GIVEN EXERCISE 1: Translate this sentence from the excerpted text into Spanish: "Which brings me back to where I began."

## Begin EXCERPTED TEXT

As it turns out, there is a lot more to orgasms than we have been led to believe. Put differently, that age old formula is not entirely accurate, possibly just plain wrong. See, there’s two things wrong with this notion. One, that penetrative sex alone will automatically result in orgasm. It doesn’t, not for most women. Two, that orgasm is the end goal for any and all sex had. It’s not, as many women and (admittedly fewer) men who don’t come during sex, willingly or otherwise, can attest. Do you think that the sole purpose to your sex is for you both to get off? Given that there are up to fifteen different ways of coming, combined, you may be right in thinking so, who knows? I figure, for as long as you’re not hung up on one particular brand of orgasm, say, ejaculation, or U-spot (you must read these links, my friend, otherwise you will remain clueless), then you have lots of room to play around. Take your time to discover all the different pleasures your body has to offer. Once we begin to appreciate that there is more satisfaction available to us, from tingling skin through to melting limbs, then we are no longer stuck in the same old ruts we’re used to. You, my lovely, are a…say it with me…veritable cornucopia of pleasure. Five minutes or five hours, come or don’t come, it’s all up to you.
Which brings me back to where I began. To fake or not to fake.
I talked about faking it when I was younger, because I didn’t know what coming was all about. At the risk of TMI-ing myself (lakini that ship sailed a while back, no? Ah well…), I don’t think I had what these internet experts are calling a g-spot orgasm, or any other of the vaginal orgasms, till well into my 20’s, either that or the ones I had were baby versions. Despite the limited variety, that was relatively good sex, good enough that I smile when I think back (no one ever smiles at the memory of bad sex, absolutely no one). When I was moaning and groaning, in what I thought were the throes of passion, I wasn’t deliberately trying to deceive, in my head I was doing what was expected of me. I moaned just so, because that’s how Sharon Stone moaned for…pretty much every man she made a movie with in the 90’s. I arched my back, like so, because that’s how the woman in ’Sugar Hill’ arched her back when Wesley sucked on her nipple. I’m not giving you examples of random scenes from movies just for the hell of it, I’m trying to show you that my sex was learned behaviour, it was practically scripted, and, unfortunately, not by me. I knew that I was expected to react a certain way to a man’s touch. I was expected to have sex a certain way. I was expected to come, on cue, after this and that happened. Only, I didn’t. I looked like I did, I thought I did, but I didn’t.

## End EXCERPTED TEXT
## Begin INPUT FOR THIS TASK

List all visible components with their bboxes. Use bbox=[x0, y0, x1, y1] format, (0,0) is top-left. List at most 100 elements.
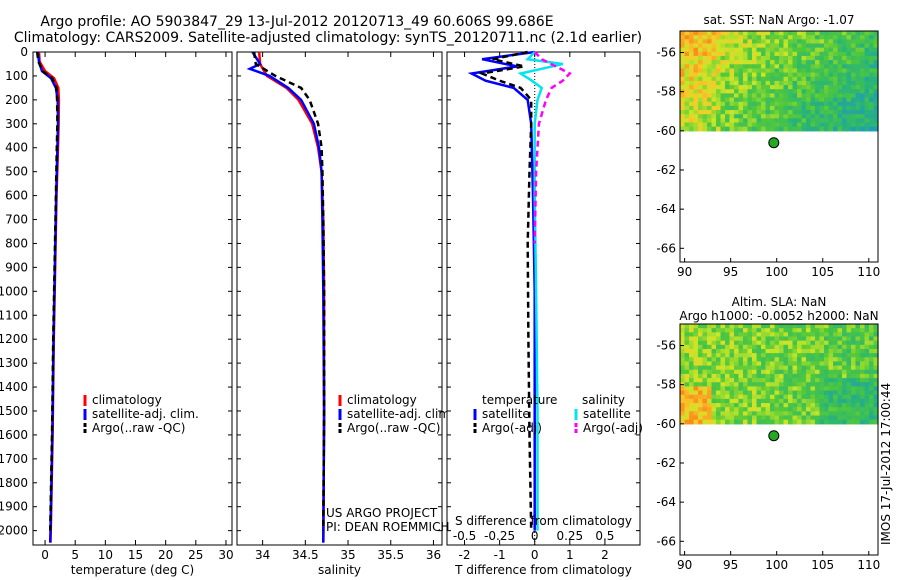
temperature-xlabel: temperature (deg C) bbox=[71, 563, 194, 577]
sst_map-cell bbox=[869, 72, 875, 78]
sst_map-cell bbox=[810, 64, 816, 70]
sla_map-cell bbox=[824, 353, 830, 358]
sla_map-cell bbox=[702, 419, 708, 425]
sla_map-cell bbox=[752, 398, 758, 404]
sst_map-cell bbox=[756, 114, 762, 119]
sst_map-cell bbox=[792, 55, 798, 61]
sst_map-cell bbox=[711, 72, 717, 78]
sla_map-cell bbox=[765, 411, 771, 417]
sst_map-cell bbox=[720, 39, 726, 45]
sst_map-cell bbox=[734, 51, 740, 57]
sst_map-cell bbox=[729, 93, 735, 99]
sst_map-cell bbox=[779, 105, 785, 111]
sst_map-cell bbox=[819, 76, 825, 82]
sst_map-cell bbox=[707, 89, 713, 94]
depth-tick-label: 200 bbox=[5, 93, 28, 107]
sla_map-cell bbox=[702, 365, 708, 371]
sla_map-cell bbox=[779, 324, 785, 329]
sla_map-cell bbox=[734, 361, 740, 367]
sst_map-cell bbox=[846, 101, 852, 107]
sst_map-cell bbox=[738, 85, 744, 90]
sst_map-cell bbox=[680, 68, 686, 74]
sst_map-cell bbox=[873, 60, 879, 65]
sla_map-cell bbox=[711, 344, 717, 350]
sst_map-cell bbox=[806, 118, 812, 124]
sst_map-cell bbox=[819, 89, 825, 94]
sla_map-cell bbox=[864, 411, 870, 417]
sst_map-cell bbox=[788, 43, 794, 49]
sst_map-cell bbox=[770, 47, 776, 53]
sla_map-cell bbox=[770, 403, 776, 408]
sst_map-cell bbox=[774, 97, 780, 103]
sst_map-cell bbox=[689, 118, 695, 124]
sla_map-cell bbox=[693, 361, 699, 367]
sst_map-cell bbox=[815, 110, 821, 115]
sla_map-cell bbox=[855, 324, 861, 329]
sla_map-cell bbox=[837, 328, 843, 333]
sla_map-cell bbox=[801, 386, 807, 392]
sla_map-cell bbox=[774, 348, 780, 354]
sla_map-cell bbox=[698, 344, 704, 350]
sla_map-cell bbox=[725, 407, 731, 412]
sst_map-cell bbox=[873, 93, 879, 99]
sst_map-cell bbox=[783, 114, 789, 119]
sst_map-cell bbox=[707, 51, 713, 57]
sla_map-cell bbox=[720, 324, 726, 329]
sst_map-cell bbox=[725, 80, 731, 86]
sla_map-cell bbox=[864, 382, 870, 387]
sst_map-cell bbox=[743, 55, 749, 61]
sla_map-cell bbox=[819, 344, 825, 350]
sst_map-cell bbox=[738, 97, 744, 103]
sla_map-cell bbox=[864, 390, 870, 396]
sst_map-cell bbox=[689, 39, 695, 45]
sla_map-cell bbox=[711, 373, 717, 379]
sst_map-cell bbox=[828, 31, 834, 36]
sst_map-cell bbox=[846, 76, 852, 82]
sst_map-cell bbox=[792, 126, 798, 132]
sla_map-cell bbox=[851, 336, 857, 342]
sla_map-cell bbox=[797, 415, 803, 421]
sla_map-cell bbox=[779, 361, 785, 367]
sla_map-cell bbox=[842, 419, 848, 425]
sla_map-cell bbox=[833, 324, 839, 329]
sla_map-cell bbox=[851, 357, 857, 363]
sla_map-cell bbox=[761, 340, 767, 346]
sla_map-cell bbox=[743, 369, 749, 375]
salinity-xtick-label: 34.5 bbox=[292, 548, 319, 562]
sst_map-cell bbox=[743, 110, 749, 115]
sst_map-cell bbox=[873, 105, 879, 111]
sla_map-cell bbox=[828, 419, 834, 425]
sst_map-cell bbox=[869, 64, 875, 70]
sla_map-cell bbox=[851, 378, 857, 383]
sla_map-cell bbox=[828, 344, 834, 350]
sst_map-cell bbox=[738, 60, 744, 65]
sst_map-cell bbox=[693, 43, 699, 49]
sla_map-cell bbox=[693, 382, 699, 387]
sla_map-cell bbox=[842, 369, 848, 375]
sla_map-cell bbox=[698, 394, 704, 400]
sla_map-cell bbox=[797, 386, 803, 392]
sst_map-cell bbox=[801, 76, 807, 82]
sla_map-cell bbox=[752, 340, 758, 346]
sst_map-cell bbox=[770, 43, 776, 49]
sst_map-cell bbox=[711, 55, 717, 61]
sst_map-cell bbox=[720, 110, 726, 115]
sst_map-cell bbox=[716, 101, 722, 107]
sst_map-cell bbox=[738, 51, 744, 57]
sst_map-cell bbox=[702, 126, 708, 132]
sst_map-cell bbox=[725, 47, 731, 53]
sla_map-cell bbox=[734, 348, 740, 354]
sla_map-cell bbox=[779, 353, 785, 358]
sla_map-cell bbox=[720, 382, 726, 387]
sla_map-cell bbox=[873, 361, 879, 367]
sla_map-cell bbox=[774, 361, 780, 367]
sla_map-cell bbox=[716, 378, 722, 383]
sla_map-cell bbox=[779, 332, 785, 338]
sst_map-cell bbox=[693, 93, 699, 99]
sla_map-cell bbox=[855, 344, 861, 350]
sst_map-cell bbox=[711, 126, 717, 132]
sst_map-cell bbox=[738, 43, 744, 49]
sst_map-cell bbox=[801, 64, 807, 70]
sst_map-cell bbox=[846, 35, 852, 40]
sst_map-cell bbox=[702, 72, 708, 78]
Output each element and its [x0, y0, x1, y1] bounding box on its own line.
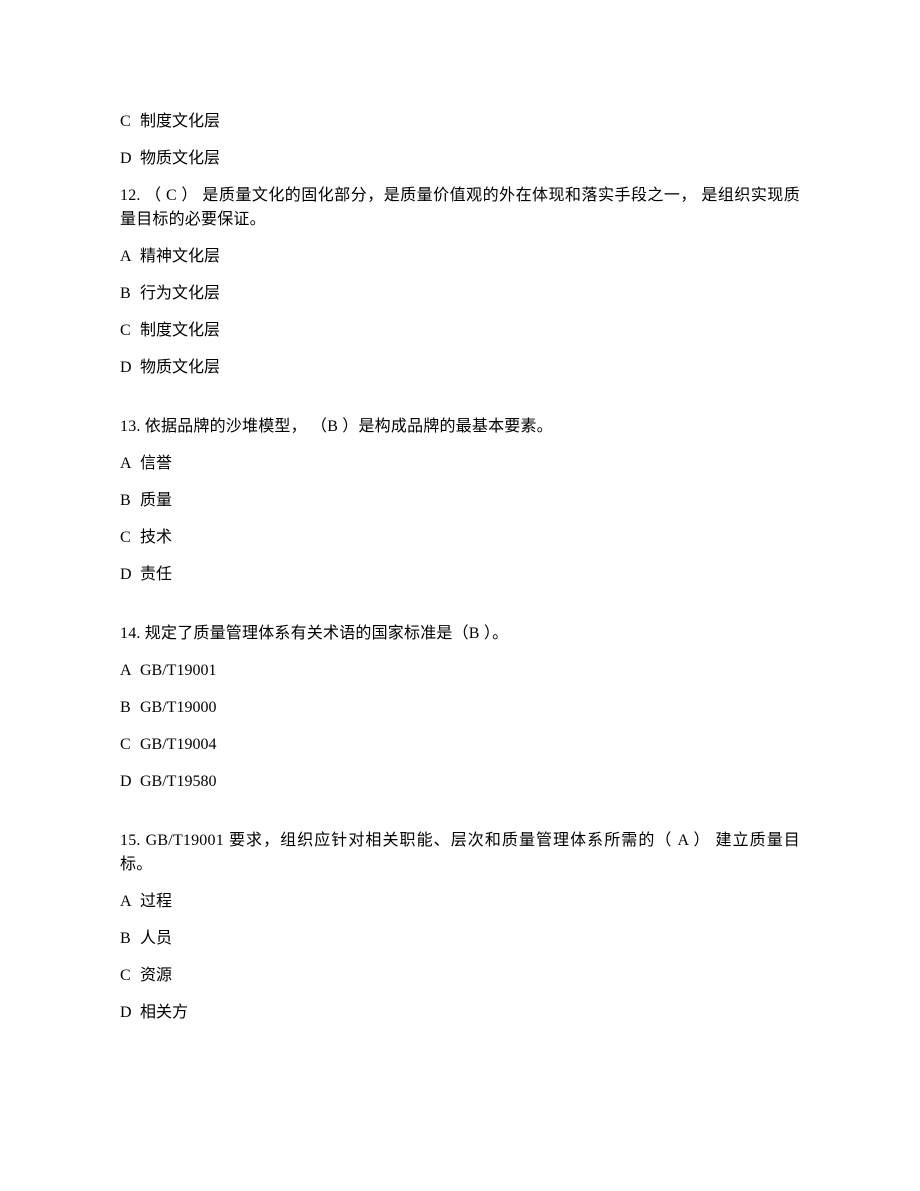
option-label: B: [120, 696, 136, 720]
question-text: 12. （ C ） 是质量文化的固化部分，是质量价值观的外在体现和落实手段之一，…: [120, 184, 800, 232]
option-text: 资源: [140, 967, 172, 984]
option-label: C: [120, 733, 136, 757]
option-row: C GB/T19004: [120, 733, 800, 757]
option-text: GB/T19001: [140, 662, 216, 679]
option-label: D: [120, 356, 136, 380]
spacer: [120, 600, 800, 622]
option-row: C 技术: [120, 526, 800, 550]
option-row: A GB/T19001: [120, 659, 800, 683]
document-page: C 制度文化层 D 物质文化层 12. （ C ） 是质量文化的固化部分，是质量…: [0, 0, 920, 1098]
option-row: B 行为文化层: [120, 282, 800, 306]
question-text: 14. 规定了质量管理体系有关术语的国家标准是（B ）。: [120, 622, 800, 646]
question-text: 15. GB/T19001 要求，组织应针对相关职能、层次和质量管理体系所需的（…: [120, 829, 800, 877]
option-label: C: [120, 964, 136, 988]
question-body: GB/T19001 要求，组织应针对相关职能、层次和质量管理体系所需的（ A ）…: [120, 832, 800, 873]
option-text: 过程: [140, 893, 172, 910]
option-text: 物质文化层: [140, 150, 220, 167]
option-row: C 资源: [120, 964, 800, 988]
option-row: D 责任: [120, 563, 800, 587]
option-text: GB/T19580: [140, 773, 216, 790]
option-text: 质量: [140, 492, 172, 509]
option-text: 信誉: [140, 455, 172, 472]
question-body: （ C ） 是质量文化的固化部分，是质量价值观的外在体现和落实手段之一， 是组织…: [120, 187, 800, 228]
option-row: D 相关方: [120, 1001, 800, 1025]
option-text: 技术: [140, 529, 172, 546]
option-text: 制度文化层: [140, 322, 220, 339]
option-text: 精神文化层: [140, 248, 220, 265]
option-label: B: [120, 489, 136, 513]
option-label: B: [120, 282, 136, 306]
question-text: 13. 依据品牌的沙堆模型， （B ）是构成品牌的最基本要素。: [120, 415, 800, 439]
option-label: C: [120, 319, 136, 343]
spacer: [120, 393, 800, 415]
option-text: GB/T19004: [140, 736, 216, 753]
option-row: C 制度文化层: [120, 110, 800, 134]
option-label: D: [120, 770, 136, 794]
spacer: [120, 807, 800, 829]
question-number: 14.: [120, 625, 141, 642]
option-text: 相关方: [140, 1004, 188, 1021]
option-label: A: [120, 452, 136, 476]
option-row: D 物质文化层: [120, 356, 800, 380]
option-label: C: [120, 110, 136, 134]
question-number: 13.: [120, 418, 141, 435]
option-label: B: [120, 927, 136, 951]
question-number: 12.: [120, 187, 141, 204]
option-text: 人员: [140, 930, 172, 947]
option-label: D: [120, 563, 136, 587]
option-row: B 质量: [120, 489, 800, 513]
option-label: C: [120, 526, 136, 550]
question-body: 依据品牌的沙堆模型， （B ）是构成品牌的最基本要素。: [141, 418, 553, 435]
option-row: A 过程: [120, 890, 800, 914]
option-row: B GB/T19000: [120, 696, 800, 720]
option-row: D 物质文化层: [120, 147, 800, 171]
option-label: A: [120, 890, 136, 914]
option-row: B 人员: [120, 927, 800, 951]
option-text: GB/T19000: [140, 699, 216, 716]
option-row: C 制度文化层: [120, 319, 800, 343]
question-body: 规定了质量管理体系有关术语的国家标准是（B ）。: [141, 625, 509, 642]
option-label: D: [120, 1001, 136, 1025]
option-row: D GB/T19580: [120, 770, 800, 794]
option-row: A 信誉: [120, 452, 800, 476]
option-label: A: [120, 245, 136, 269]
question-number: 15.: [120, 832, 141, 849]
option-label: A: [120, 659, 136, 683]
option-label: D: [120, 147, 136, 171]
option-row: A 精神文化层: [120, 245, 800, 269]
option-text: 责任: [140, 566, 172, 583]
option-text: 制度文化层: [140, 113, 220, 130]
option-text: 物质文化层: [140, 359, 220, 376]
option-text: 行为文化层: [140, 285, 220, 302]
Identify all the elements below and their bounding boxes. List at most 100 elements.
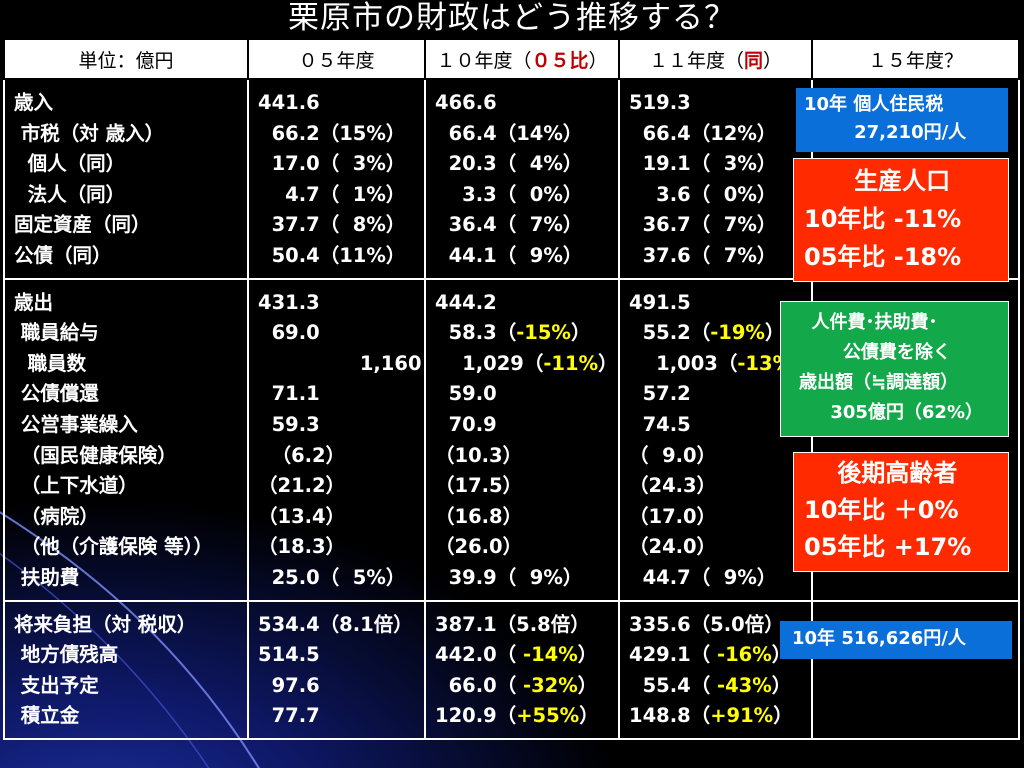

## End INPUT FOR THIS TASK

GIVEN EXERCISE 2: From the listing, format the lines from the one containing "temperature-xlabel: temperature (deg" through the one containing "sst_map-cell bbox=[756, 114, 762, 119]" as a JSON list of strings, one string per line, with blank lines left out.

WORKED ANSWER 1: Lo que me lleva de vuelta a donde empecé.

WORKED ANSWER 2:
[
  "temperature-xlabel: temperature (deg C) bbox=[71, 563, 194, 577]",
  "sst_map-cell bbox=[869, 72, 875, 78]",
  "sst_map-cell bbox=[810, 64, 816, 70]",
  "sla_map-cell bbox=[824, 353, 830, 358]",
  "sla_map-cell bbox=[702, 419, 708, 425]",
  "sla_map-cell bbox=[752, 398, 758, 404]",
  "sst_map-cell bbox=[756, 114, 762, 119]"
]